▶ Your goal: Set each entry down verbatim, omitting images.

(Collected data)
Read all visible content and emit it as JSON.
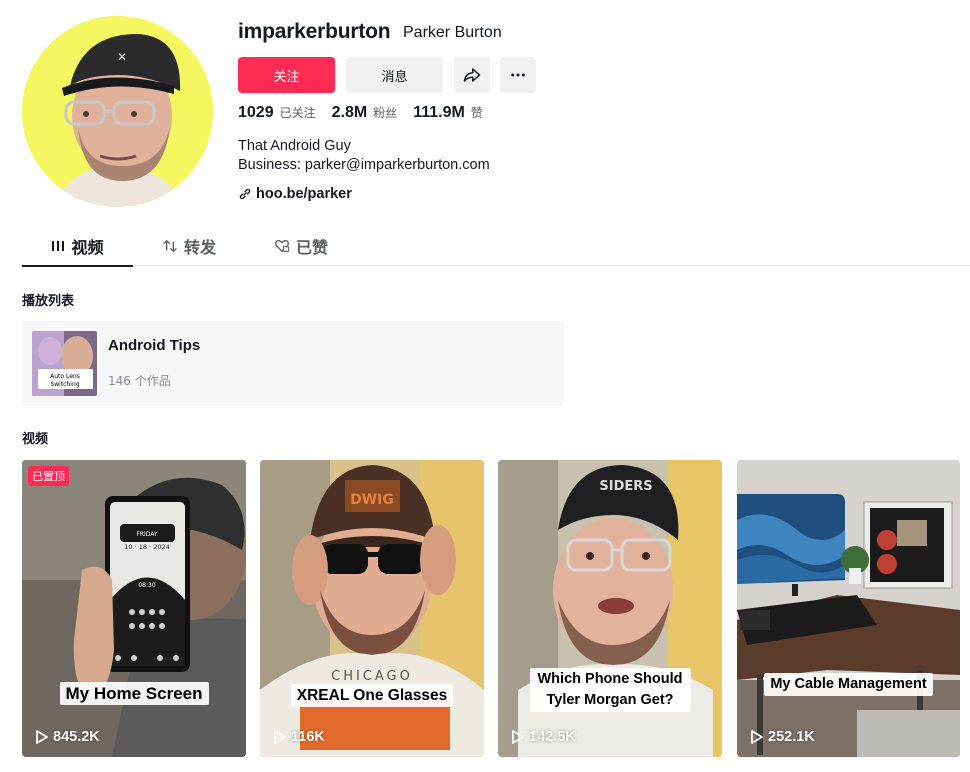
{
  "profile": {
    "username": "imparkerburton",
    "nickname": "Parker Burton",
    "follow_label": "关注",
    "message_label": "消息",
    "stats": [
      {
        "value": "1029",
        "label": "已关注"
      },
      {
        "value": "2.8M",
        "label": "粉丝"
      },
      {
        "value": "111.9M",
        "label": "赞"
      }
    ],
    "bio_line1": "That Android Guy",
    "bio_line2": "Business: parker@imparkerburton.com",
    "link": "hoo.be/parker"
  },
  "tabs": [
    {
      "label": "视频",
      "icon": "grid-icon",
      "active": true
    },
    {
      "label": "转发",
      "icon": "repost-icon",
      "active": false
    },
    {
      "label": "已赞",
      "icon": "heart-icon",
      "active": false
    }
  ],
  "playlist_section": {
    "title": "播放列表",
    "name": "Android Tips",
    "count": "146 个作品",
    "thumb_text_line1": "Auto Lens",
    "thumb_text_line2": "Switching"
  },
  "videos_section": {
    "title": "视频",
    "items": [
      {
        "caption": "My Home Screen",
        "views": "845.2K",
        "pinned": "已置顶",
        "phone_day": "FRIDAY",
        "phone_date": "10 · 18 · 2024",
        "phone_time": "08:30"
      },
      {
        "caption": "XREAL One Glasses",
        "views": "116K",
        "cap_text": "DWIG",
        "shirt_text": "CHICAGO"
      },
      {
        "caption_line1": "Which Phone Should",
        "caption_line2": "Tyler Morgan Get?",
        "views": "142.5K",
        "cap_text": "SIDERS"
      },
      {
        "caption": "My Cable Management",
        "views": "252.1K"
      }
    ]
  },
  "colors": {
    "accent": "#fe2c55",
    "text_primary": "#161823",
    "text_secondary": "#5c5e66",
    "avatar_bg": "#f5f760"
  }
}
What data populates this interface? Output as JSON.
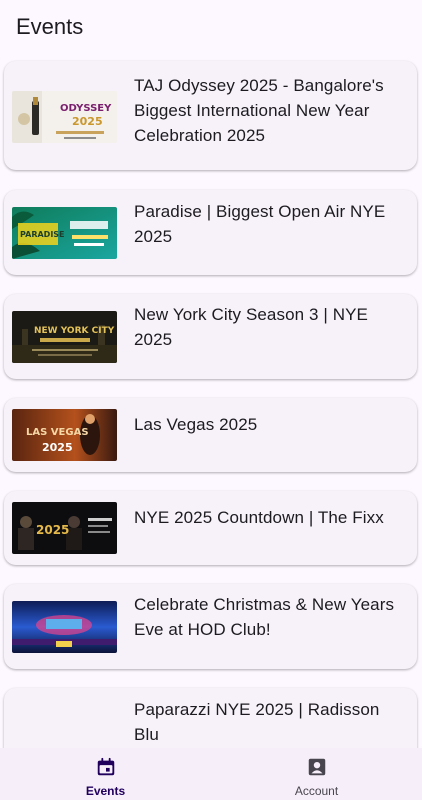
{
  "app_bar": {
    "title": "Events"
  },
  "events": [
    {
      "title": "TAJ Odyssey 2025 - Bangalore's Biggest International New Year Celebration 2025",
      "thumb_icon": "odyssey-poster",
      "thumb_text": "ODYSSEY 2025"
    },
    {
      "title": "Paradise | Biggest Open Air NYE 2025",
      "thumb_icon": "paradise-poster",
      "thumb_text": "PARADISE"
    },
    {
      "title": "New York City Season 3 | NYE 2025",
      "thumb_icon": "nyc-poster",
      "thumb_text": "NEW YORK CITY"
    },
    {
      "title": "Las Vegas 2025",
      "thumb_icon": "las-vegas-poster",
      "thumb_text": "LAS VEGAS 2025"
    },
    {
      "title": "NYE 2025 Countdown | The Fixx",
      "thumb_icon": "fixx-poster",
      "thumb_text": "2025"
    },
    {
      "title": "Celebrate Christmas & New Years Eve at HOD Club!",
      "thumb_icon": "hod-poster",
      "thumb_text": ""
    },
    {
      "title": "Paparazzi NYE 2025 | Radisson Blu",
      "thumb_icon": "",
      "thumb_text": ""
    }
  ],
  "nav": {
    "events_label": "Events",
    "account_label": "Account",
    "active": "events"
  },
  "colors": {
    "background": "#fdf7ff",
    "card": "#f7f2fa",
    "nav_active": "#21005d",
    "nav_inactive": "#49454f"
  }
}
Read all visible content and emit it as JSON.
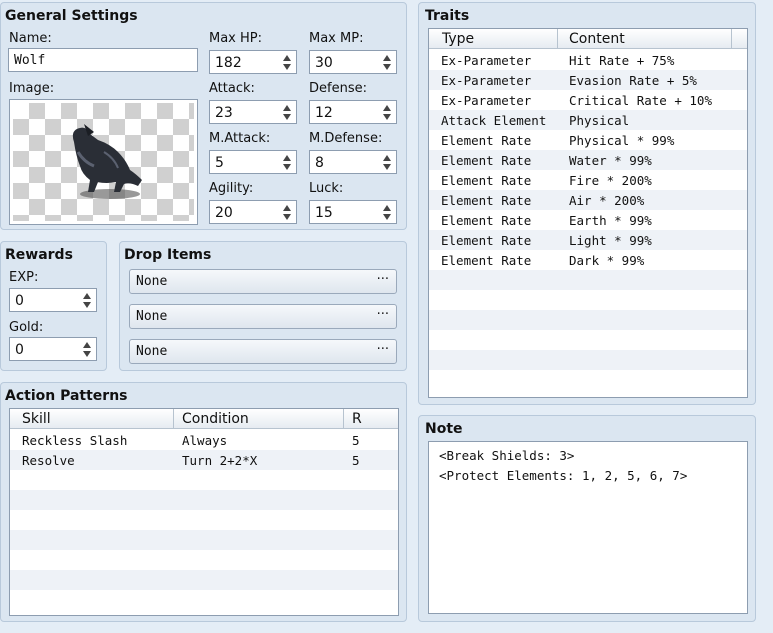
{
  "general": {
    "title": "General Settings",
    "name_label": "Name:",
    "name_value": "Wolf",
    "image_label": "Image:",
    "max_hp_label": "Max HP:",
    "max_hp": "182",
    "max_mp_label": "Max MP:",
    "max_mp": "30",
    "attack_label": "Attack:",
    "attack": "23",
    "defense_label": "Defense:",
    "defense": "12",
    "mattack_label": "M.Attack:",
    "mattack": "5",
    "mdefense_label": "M.Defense:",
    "mdefense": "8",
    "agility_label": "Agility:",
    "agility": "20",
    "luck_label": "Luck:",
    "luck": "15"
  },
  "rewards": {
    "title": "Rewards",
    "exp_label": "EXP:",
    "exp": "0",
    "gold_label": "Gold:",
    "gold": "0"
  },
  "drops": {
    "title": "Drop Items",
    "items": [
      "None",
      "None",
      "None"
    ],
    "dots": "···"
  },
  "actions": {
    "title": "Action Patterns",
    "headers": [
      "Skill",
      "Condition",
      "R"
    ],
    "rows": [
      [
        "Reckless Slash",
        "Always",
        "5"
      ],
      [
        "Resolve",
        "Turn 2+2*X",
        "5"
      ]
    ]
  },
  "traits": {
    "title": "Traits",
    "headers": [
      "Type",
      "Content"
    ],
    "rows": [
      [
        "Ex-Parameter",
        "Hit Rate + 75%"
      ],
      [
        "Ex-Parameter",
        "Evasion Rate + 5%"
      ],
      [
        "Ex-Parameter",
        "Critical Rate + 10%"
      ],
      [
        "Attack Element",
        "Physical"
      ],
      [
        "Element Rate",
        "Physical * 99%"
      ],
      [
        "Element Rate",
        "Water * 99%"
      ],
      [
        "Element Rate",
        "Fire * 200%"
      ],
      [
        "Element Rate",
        "Air * 200%"
      ],
      [
        "Element Rate",
        "Earth * 99%"
      ],
      [
        "Element Rate",
        "Light * 99%"
      ],
      [
        "Element Rate",
        "Dark * 99%"
      ]
    ]
  },
  "note": {
    "title": "Note",
    "lines": [
      "<Break Shields: 3>",
      "<Protect Elements: 1, 2, 5, 6, 7>"
    ]
  }
}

▶ Finished task:
Read all visible content and emit it as JSON.
{
  "profile": {
    "username": "imparkerburton",
    "nickname": "Parker Burton",
    "follow_label": "关注",
    "message_label": "消息",
    "stats": [
      {
        "value": "1029",
        "label": "已关注"
      },
      {
        "value": "2.8M",
        "label": "粉丝"
      },
      {
        "value": "111.9M",
        "label": "赞"
      }
    ],
    "bio_line1": "That Android Guy",
    "bio_line2": "Business: parker@imparkerburton.com",
    "link": "hoo.be/parker"
  },
  "tabs": [
    {
      "label": "视频",
      "icon": "grid-icon",
      "active": true
    },
    {
      "label": "转发",
      "icon": "repost-icon",
      "active": false
    },
    {
      "label": "已赞",
      "icon": "heart-icon",
      "active": false
    }
  ],
  "playlist_section": {
    "title": "播放列表",
    "name": "Android Tips",
    "count": "146 个作品",
    "thumb_text_line1": "Auto Lens",
    "thumb_text_line2": "Switching"
  },
  "videos_section": {
    "title": "视频",
    "items": [
      {
        "caption": "My Home Screen",
        "views": "845.2K",
        "pinned": "已置顶",
        "phone_day": "FRIDAY",
        "phone_date": "10 · 18 · 2024",
        "phone_time": "08:30"
      },
      {
        "caption": "XREAL One Glasses",
        "views": "116K",
        "cap_text": "DWIG",
        "shirt_text": "CHICAGO"
      },
      {
        "caption_line1": "Which Phone Should",
        "caption_line2": "Tyler Morgan Get?",
        "views": "142.5K",
        "cap_text": "SIDERS"
      },
      {
        "caption": "My Cable Management",
        "views": "252.1K"
      }
    ]
  },
  "colors": {
    "accent": "#fe2c55",
    "text_primary": "#161823",
    "text_secondary": "#5c5e66",
    "avatar_bg": "#f5f760"
  }
}
What data populates this interface? Output as JSON.
{
  "app_bar": {
    "title": "Events"
  },
  "events": [
    {
      "title": "TAJ Odyssey 2025 - Bangalore's Biggest International New Year Celebration 2025",
      "thumb_icon": "odyssey-poster",
      "thumb_text": "ODYSSEY 2025"
    },
    {
      "title": "Paradise | Biggest Open Air NYE 2025",
      "thumb_icon": "paradise-poster",
      "thumb_text": "PARADISE"
    },
    {
      "title": "New York City Season 3 | NYE 2025",
      "thumb_icon": "nyc-poster",
      "thumb_text": "NEW YORK CITY"
    },
    {
      "title": "Las Vegas 2025",
      "thumb_icon": "las-vegas-poster",
      "thumb_text": "LAS VEGAS 2025"
    },
    {
      "title": "NYE 2025 Countdown | The Fixx",
      "thumb_icon": "fixx-poster",
      "thumb_text": "2025"
    },
    {
      "title": "Celebrate Christmas & New Years Eve at HOD Club!",
      "thumb_icon": "hod-poster",
      "thumb_text": ""
    },
    {
      "title": "Paparazzi NYE 2025 | Radisson Blu",
      "thumb_icon": "",
      "thumb_text": ""
    }
  ],
  "nav": {
    "events_label": "Events",
    "account_label": "Account",
    "active": "events"
  },
  "colors": {
    "background": "#fdf7ff",
    "card": "#f7f2fa",
    "nav_active": "#21005d",
    "nav_inactive": "#49454f"
  }
}
Read all visible content and emit it as JSON.
{
  "general": {
    "title": "General Settings",
    "name_label": "Name:",
    "name_value": "Wolf",
    "image_label": "Image:",
    "max_hp_label": "Max HP:",
    "max_hp": "182",
    "max_mp_label": "Max MP:",
    "max_mp": "30",
    "attack_label": "Attack:",
    "attack": "23",
    "defense_label": "Defense:",
    "defense": "12",
    "mattack_label": "M.Attack:",
    "mattack": "5",
    "mdefense_label": "M.Defense:",
    "mdefense": "8",
    "agility_label": "Agility:",
    "agility": "20",
    "luck_label": "Luck:",
    "luck": "15"
  },
  "rewards": {
    "title": "Rewards",
    "exp_label": "EXP:",
    "exp": "0",
    "gold_label": "Gold:",
    "gold": "0"
  },
  "drops": {
    "title": "Drop Items",
    "items": [
      "None",
      "None",
      "None"
    ],
    "dots": "···"
  },
  "actions": {
    "title": "Action Patterns",
    "headers": [
      "Skill",
      "Condition",
      "R"
    ],
    "rows": [
      [
        "Reckless Slash",
        "Always",
        "5"
      ],
      [
        "Resolve",
        "Turn 2+2*X",
        "5"
      ]
    ]
  },
  "traits": {
    "title": "Traits",
    "headers": [
      "Type",
      "Content"
    ],
    "rows": [
      [
        "Ex-Parameter",
        "Hit Rate + 75%"
      ],
      [
        "Ex-Parameter",
        "Evasion Rate + 5%"
      ],
      [
        "Ex-Parameter",
        "Critical Rate + 10%"
      ],
      [
        "Attack Element",
        "Physical"
      ],
      [
        "Element Rate",
        "Physical * 99%"
      ],
      [
        "Element Rate",
        "Water * 99%"
      ],
      [
        "Element Rate",
        "Fire * 200%"
      ],
      [
        "Element Rate",
        "Air * 200%"
      ],
      [
        "Element Rate",
        "Earth * 99%"
      ],
      [
        "Element Rate",
        "Light * 99%"
      ],
      [
        "Element Rate",
        "Dark * 99%"
      ]
    ]
  },
  "note": {
    "title": "Note",
    "lines": [
      "<Break Shields: 3>",
      "<Protect Elements: 1, 2, 5, 6, 7>"
    ]
  }
}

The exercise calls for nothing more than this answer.